:: EXTRACTED DATA ::
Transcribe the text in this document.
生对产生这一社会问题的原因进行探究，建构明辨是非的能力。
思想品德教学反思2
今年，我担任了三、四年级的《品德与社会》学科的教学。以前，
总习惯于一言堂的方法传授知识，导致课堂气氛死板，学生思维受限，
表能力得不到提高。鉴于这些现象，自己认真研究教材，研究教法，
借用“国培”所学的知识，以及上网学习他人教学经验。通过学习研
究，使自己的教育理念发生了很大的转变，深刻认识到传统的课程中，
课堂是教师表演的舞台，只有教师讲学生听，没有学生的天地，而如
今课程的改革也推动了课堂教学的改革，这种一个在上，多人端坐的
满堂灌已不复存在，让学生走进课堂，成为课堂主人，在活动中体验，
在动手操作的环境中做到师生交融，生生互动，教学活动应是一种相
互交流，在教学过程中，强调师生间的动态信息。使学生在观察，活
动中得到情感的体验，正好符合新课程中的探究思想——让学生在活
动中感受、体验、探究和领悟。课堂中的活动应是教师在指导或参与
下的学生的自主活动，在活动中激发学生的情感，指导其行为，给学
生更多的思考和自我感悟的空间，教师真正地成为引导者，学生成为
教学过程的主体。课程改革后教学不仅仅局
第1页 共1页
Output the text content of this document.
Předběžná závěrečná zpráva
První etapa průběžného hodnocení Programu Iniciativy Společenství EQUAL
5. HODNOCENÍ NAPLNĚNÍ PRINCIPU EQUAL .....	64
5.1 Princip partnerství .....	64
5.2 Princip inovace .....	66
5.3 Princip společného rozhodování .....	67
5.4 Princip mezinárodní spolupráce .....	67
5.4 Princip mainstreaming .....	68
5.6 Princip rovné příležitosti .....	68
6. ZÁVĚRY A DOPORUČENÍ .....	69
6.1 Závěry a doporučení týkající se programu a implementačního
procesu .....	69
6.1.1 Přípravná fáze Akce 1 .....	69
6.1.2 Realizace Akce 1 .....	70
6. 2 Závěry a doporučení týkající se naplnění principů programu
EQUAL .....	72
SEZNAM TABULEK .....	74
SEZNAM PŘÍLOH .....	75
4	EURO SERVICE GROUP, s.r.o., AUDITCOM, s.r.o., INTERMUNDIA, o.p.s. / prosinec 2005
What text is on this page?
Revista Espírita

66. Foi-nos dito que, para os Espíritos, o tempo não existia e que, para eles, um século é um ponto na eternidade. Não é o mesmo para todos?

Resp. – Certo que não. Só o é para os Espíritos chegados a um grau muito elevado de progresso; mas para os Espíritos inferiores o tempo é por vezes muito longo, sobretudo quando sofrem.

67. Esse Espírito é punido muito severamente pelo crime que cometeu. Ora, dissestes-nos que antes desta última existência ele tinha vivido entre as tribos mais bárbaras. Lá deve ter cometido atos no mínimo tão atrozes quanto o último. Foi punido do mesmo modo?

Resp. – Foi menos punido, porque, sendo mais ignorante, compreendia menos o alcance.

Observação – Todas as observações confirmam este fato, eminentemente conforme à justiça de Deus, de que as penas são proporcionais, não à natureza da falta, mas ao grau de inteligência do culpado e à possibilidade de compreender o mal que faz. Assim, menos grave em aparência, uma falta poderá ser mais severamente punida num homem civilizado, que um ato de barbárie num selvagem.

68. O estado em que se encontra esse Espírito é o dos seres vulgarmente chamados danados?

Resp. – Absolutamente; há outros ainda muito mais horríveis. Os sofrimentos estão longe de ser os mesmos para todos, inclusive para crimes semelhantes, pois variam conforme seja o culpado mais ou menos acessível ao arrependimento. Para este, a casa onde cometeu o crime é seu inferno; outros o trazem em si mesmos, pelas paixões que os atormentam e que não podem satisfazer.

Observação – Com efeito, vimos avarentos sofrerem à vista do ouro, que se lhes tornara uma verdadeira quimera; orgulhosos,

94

:: GIVEN TASK ::
Repeat every entry word for word.

:: PROBLEM SOLUTION ::
Transcribe the text in this document.
生对产生这一社会问题的原因进行探究，建构明辨是非的能力。
思想品德教学反思2
今年，我担任了三、四年级的《品德与社会》学科的教学。以前，
总习惯于一言堂的方法传授知识，导致课堂气氛死板，学生思维受限，
表能力得不到提高。鉴于这些现象，自己认真研究教材，研究教法，
借用“国培”所学的知识，以及上网学习他人教学经验。通过学习研
究，使自己的教育理念发生了很大的转变，深刻认识到传统的课程中，
课堂是教师表演的舞台，只有教师讲学生听，没有学生的天地，而如
今课程的改革也推动了课堂教学的改革，这种一个在上，多人端坐的
满堂灌已不复存在，让学生走进课堂，成为课堂主人，在活动中体验，
在动手操作的环境中做到师生交融，生生互动，教学活动应是一种相
互交流，在教学过程中，强调师生间的动态信息。使学生在观察，活
动中得到情感的体验，正好符合新课程中的探究思想——让学生在活
动中感受、体验、探究和领悟。课堂中的活动应是教师在指导或参与
下的学生的自主活动，在活动中激发学生的情感，指导其行为，给学
生更多的思考和自我感悟的空间，教师真正地成为引导者，学生成为
教学过程的主体。课程改革后教学不仅仅局
第1页 共1页
Output the text content of this document.
Předběžná závěrečná zpráva
První etapa průběžného hodnocení Programu Iniciativy Společenství EQUAL
5. HODNOCENÍ NAPLNĚNÍ PRINCIPU EQUAL .....	64
5.1 Princip partnerství .....	64
5.2 Princip inovace .....	66
5.3 Princip společného rozhodování .....	67
5.4 Princip mezinárodní spolupráce .....	67
5.4 Princip mainstreaming .....	68
5.6 Princip rovné příležitosti .....	68
6. ZÁVĚRY A DOPORUČENÍ .....	69
6.1 Závěry a doporučení týkající se programu a implementačního
procesu .....	69
6.1.1 Přípravná fáze Akce 1 .....	69
6.1.2 Realizace Akce 1 .....	70
6. 2 Závěry a doporučení týkající se naplnění principů programu
EQUAL .....	72
SEZNAM TABULEK .....	74
SEZNAM PŘÍLOH .....	75
4	EURO SERVICE GROUP, s.r.o., AUDITCOM, s.r.o., INTERMUNDIA, o.p.s. / prosinec 2005
What text is on this page?
Revista Espírita

66. Foi-nos dito que, para os Espíritos, o tempo não existia e que, para eles, um século é um ponto na eternidade. Não é o mesmo para todos?

Resp. – Certo que não. Só o é para os Espíritos chegados a um grau muito elevado de progresso; mas para os Espíritos inferiores o tempo é por vezes muito longo, sobretudo quando sofrem.

67. Esse Espírito é punido muito severamente pelo crime que cometeu. Ora, dissestes-nos que antes desta última existência ele tinha vivido entre as tribos mais bárbaras. Lá deve ter cometido atos no mínimo tão atrozes quanto o último. Foi punido do mesmo modo?

Resp. – Foi menos punido, porque, sendo mais ignorante, compreendia menos o alcance.

Observação – Todas as observações confirmam este fato, eminentemente conforme à justiça de Deus, de que as penas são proporcionais, não à natureza da falta, mas ao grau de inteligência do culpado e à possibilidade de compreender o mal que faz. Assim, menos grave em aparência, uma falta poderá ser mais severamente punida num homem civilizado, que um ato de barbárie num selvagem.

68. O estado em que se encontra esse Espírito é o dos seres vulgarmente chamados danados?

Resp. – Absolutamente; há outros ainda muito mais horríveis. Os sofrimentos estão longe de ser os mesmos para todos, inclusive para crimes semelhantes, pois variam conforme seja o culpado mais ou menos acessível ao arrependimento. Para este, a casa onde cometeu o crime é seu inferno; outros o trazem em si mesmos, pelas paixões que os atormentam e que não podem satisfazer.

Observação – Com efeito, vimos avarentos sofrerem à vista do ouro, que se lhes tornara uma verdadeira quimera; orgulhosos,

94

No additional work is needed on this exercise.